— start Data in this exercise —

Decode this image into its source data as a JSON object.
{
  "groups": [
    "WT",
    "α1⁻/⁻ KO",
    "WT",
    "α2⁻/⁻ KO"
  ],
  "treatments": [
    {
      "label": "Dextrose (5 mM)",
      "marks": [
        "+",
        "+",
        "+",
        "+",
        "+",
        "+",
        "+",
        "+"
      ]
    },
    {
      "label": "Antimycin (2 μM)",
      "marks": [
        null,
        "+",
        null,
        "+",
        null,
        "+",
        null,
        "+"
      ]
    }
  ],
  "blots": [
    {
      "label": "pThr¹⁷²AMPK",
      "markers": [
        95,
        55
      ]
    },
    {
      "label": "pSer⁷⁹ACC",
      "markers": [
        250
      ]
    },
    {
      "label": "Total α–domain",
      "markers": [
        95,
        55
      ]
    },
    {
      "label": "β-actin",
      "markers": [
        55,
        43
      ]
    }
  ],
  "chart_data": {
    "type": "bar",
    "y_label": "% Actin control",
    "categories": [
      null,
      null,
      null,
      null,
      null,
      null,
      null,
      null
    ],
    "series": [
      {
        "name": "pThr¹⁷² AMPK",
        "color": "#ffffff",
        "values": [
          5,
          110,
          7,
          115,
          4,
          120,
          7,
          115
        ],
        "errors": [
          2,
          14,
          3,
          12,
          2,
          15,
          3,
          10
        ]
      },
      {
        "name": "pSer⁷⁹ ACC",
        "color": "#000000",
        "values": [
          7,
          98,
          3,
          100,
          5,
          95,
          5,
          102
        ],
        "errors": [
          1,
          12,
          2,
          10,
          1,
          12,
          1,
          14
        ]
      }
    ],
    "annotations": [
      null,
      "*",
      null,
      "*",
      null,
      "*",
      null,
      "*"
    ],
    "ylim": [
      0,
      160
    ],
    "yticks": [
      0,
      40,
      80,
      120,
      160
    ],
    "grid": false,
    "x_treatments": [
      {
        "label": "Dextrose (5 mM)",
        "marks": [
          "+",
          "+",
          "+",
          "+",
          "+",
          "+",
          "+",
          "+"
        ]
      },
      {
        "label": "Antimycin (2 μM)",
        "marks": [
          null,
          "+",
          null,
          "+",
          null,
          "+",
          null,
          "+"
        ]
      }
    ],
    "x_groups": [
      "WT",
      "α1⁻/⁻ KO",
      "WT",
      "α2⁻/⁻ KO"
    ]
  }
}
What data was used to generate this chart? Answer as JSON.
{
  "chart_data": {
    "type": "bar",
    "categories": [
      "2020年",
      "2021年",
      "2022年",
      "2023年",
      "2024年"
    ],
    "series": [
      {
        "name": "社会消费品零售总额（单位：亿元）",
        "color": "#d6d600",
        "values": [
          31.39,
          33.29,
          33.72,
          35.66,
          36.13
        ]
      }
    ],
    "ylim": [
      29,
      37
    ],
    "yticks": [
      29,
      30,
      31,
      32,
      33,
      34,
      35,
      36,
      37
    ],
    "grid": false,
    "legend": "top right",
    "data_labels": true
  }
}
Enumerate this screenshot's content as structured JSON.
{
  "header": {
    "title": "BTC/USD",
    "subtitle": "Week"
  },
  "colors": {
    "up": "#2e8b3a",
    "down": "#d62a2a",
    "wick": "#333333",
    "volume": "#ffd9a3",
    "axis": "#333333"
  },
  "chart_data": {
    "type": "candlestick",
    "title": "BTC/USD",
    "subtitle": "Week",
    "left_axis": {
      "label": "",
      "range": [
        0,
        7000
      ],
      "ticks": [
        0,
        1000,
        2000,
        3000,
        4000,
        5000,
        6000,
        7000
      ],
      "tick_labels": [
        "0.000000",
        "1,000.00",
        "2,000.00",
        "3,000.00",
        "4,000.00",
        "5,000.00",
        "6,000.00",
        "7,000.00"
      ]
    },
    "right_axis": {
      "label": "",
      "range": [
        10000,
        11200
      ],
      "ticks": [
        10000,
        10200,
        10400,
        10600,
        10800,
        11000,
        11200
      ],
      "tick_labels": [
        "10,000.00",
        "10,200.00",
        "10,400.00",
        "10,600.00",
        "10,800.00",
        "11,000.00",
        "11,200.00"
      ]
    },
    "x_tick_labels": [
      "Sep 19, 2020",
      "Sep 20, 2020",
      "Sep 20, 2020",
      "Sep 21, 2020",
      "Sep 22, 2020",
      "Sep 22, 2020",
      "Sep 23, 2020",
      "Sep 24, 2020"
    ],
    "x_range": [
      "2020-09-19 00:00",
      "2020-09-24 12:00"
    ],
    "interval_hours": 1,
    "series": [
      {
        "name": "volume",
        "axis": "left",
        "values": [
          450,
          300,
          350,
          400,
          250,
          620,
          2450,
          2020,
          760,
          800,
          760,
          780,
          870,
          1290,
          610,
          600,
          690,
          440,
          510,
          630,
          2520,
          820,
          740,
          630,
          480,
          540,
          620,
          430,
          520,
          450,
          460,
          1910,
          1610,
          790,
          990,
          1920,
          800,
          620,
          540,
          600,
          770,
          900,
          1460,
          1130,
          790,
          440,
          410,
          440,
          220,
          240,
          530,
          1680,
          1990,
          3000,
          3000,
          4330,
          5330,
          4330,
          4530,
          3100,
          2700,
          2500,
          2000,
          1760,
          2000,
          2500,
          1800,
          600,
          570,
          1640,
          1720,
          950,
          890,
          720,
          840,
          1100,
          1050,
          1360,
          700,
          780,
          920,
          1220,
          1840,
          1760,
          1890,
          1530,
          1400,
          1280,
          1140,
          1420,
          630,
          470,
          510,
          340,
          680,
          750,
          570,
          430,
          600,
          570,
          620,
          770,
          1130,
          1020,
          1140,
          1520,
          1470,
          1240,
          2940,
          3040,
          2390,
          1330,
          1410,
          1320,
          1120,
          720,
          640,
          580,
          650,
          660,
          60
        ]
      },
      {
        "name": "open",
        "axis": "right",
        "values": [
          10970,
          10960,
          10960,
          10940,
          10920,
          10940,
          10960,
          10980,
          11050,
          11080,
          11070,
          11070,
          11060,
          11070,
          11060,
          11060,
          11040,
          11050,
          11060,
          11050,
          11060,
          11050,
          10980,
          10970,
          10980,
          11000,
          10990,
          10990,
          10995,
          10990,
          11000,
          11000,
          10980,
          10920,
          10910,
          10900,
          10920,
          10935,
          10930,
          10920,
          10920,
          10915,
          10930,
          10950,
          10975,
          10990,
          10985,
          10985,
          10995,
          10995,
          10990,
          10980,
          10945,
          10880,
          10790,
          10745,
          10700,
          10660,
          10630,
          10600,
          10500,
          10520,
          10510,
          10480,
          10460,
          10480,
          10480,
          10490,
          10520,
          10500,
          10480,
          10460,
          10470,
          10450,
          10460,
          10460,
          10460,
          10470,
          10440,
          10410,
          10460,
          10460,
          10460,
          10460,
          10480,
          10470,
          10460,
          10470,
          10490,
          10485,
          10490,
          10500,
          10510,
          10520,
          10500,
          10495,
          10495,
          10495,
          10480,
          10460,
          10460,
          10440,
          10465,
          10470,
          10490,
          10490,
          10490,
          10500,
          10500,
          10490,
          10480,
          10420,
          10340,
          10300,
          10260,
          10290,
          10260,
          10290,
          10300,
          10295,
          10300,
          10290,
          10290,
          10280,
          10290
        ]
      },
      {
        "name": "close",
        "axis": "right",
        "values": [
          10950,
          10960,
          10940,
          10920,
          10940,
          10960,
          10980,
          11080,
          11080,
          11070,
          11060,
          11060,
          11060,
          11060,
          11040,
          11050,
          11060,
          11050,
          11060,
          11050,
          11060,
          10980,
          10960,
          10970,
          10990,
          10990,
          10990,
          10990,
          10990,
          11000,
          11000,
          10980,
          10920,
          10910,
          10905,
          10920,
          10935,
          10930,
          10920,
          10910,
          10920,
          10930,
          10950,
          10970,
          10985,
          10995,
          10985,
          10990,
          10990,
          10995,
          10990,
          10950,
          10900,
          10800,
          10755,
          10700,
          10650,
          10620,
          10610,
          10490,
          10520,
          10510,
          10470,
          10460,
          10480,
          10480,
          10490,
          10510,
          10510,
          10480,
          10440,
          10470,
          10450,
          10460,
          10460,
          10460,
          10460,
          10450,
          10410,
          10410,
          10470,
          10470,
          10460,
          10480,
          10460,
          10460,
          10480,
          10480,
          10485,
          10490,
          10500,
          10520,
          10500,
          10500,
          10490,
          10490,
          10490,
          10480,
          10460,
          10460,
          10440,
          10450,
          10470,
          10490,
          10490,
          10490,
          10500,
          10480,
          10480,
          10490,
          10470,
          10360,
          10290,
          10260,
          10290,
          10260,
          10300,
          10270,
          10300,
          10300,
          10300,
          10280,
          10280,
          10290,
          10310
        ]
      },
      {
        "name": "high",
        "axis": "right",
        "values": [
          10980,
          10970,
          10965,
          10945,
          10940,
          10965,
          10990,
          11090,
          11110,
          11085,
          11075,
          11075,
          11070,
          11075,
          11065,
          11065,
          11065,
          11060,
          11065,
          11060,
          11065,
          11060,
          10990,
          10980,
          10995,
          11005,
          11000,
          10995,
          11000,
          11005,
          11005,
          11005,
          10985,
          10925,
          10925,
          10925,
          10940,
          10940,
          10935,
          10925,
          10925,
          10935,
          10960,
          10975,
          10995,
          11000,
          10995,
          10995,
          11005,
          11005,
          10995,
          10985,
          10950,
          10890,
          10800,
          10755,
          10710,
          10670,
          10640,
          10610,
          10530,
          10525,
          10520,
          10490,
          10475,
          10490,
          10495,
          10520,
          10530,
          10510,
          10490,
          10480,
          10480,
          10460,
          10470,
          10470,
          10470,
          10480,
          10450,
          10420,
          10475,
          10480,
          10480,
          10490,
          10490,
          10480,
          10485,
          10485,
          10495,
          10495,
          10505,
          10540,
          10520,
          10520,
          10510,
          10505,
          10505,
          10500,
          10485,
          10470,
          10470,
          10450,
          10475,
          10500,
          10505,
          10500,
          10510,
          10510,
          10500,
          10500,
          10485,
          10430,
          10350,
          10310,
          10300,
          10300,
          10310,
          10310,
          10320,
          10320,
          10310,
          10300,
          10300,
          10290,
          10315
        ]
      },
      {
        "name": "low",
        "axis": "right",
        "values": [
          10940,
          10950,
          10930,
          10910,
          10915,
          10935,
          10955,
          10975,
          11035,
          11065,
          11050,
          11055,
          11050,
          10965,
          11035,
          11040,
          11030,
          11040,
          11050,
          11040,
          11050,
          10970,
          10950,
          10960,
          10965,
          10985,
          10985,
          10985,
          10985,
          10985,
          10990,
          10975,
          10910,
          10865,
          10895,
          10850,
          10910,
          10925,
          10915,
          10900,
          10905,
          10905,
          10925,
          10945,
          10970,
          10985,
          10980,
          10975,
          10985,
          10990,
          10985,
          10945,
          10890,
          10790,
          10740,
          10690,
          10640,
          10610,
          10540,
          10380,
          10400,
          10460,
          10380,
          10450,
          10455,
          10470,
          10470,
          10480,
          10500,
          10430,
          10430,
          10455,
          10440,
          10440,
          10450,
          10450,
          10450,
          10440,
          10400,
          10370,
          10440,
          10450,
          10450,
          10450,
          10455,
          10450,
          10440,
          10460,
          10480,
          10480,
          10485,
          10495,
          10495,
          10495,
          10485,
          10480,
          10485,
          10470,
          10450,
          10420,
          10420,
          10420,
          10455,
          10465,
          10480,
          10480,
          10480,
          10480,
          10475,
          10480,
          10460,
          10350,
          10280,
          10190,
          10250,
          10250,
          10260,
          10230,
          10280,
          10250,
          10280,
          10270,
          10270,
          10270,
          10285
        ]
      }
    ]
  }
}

— end Data in this exercise —

Keep only those lines of the records that hold "Dextrose", and return them.

:: Correct output ::
      "label": "Dextrose (5 mM)",
        "label": "Dextrose (5 mM)",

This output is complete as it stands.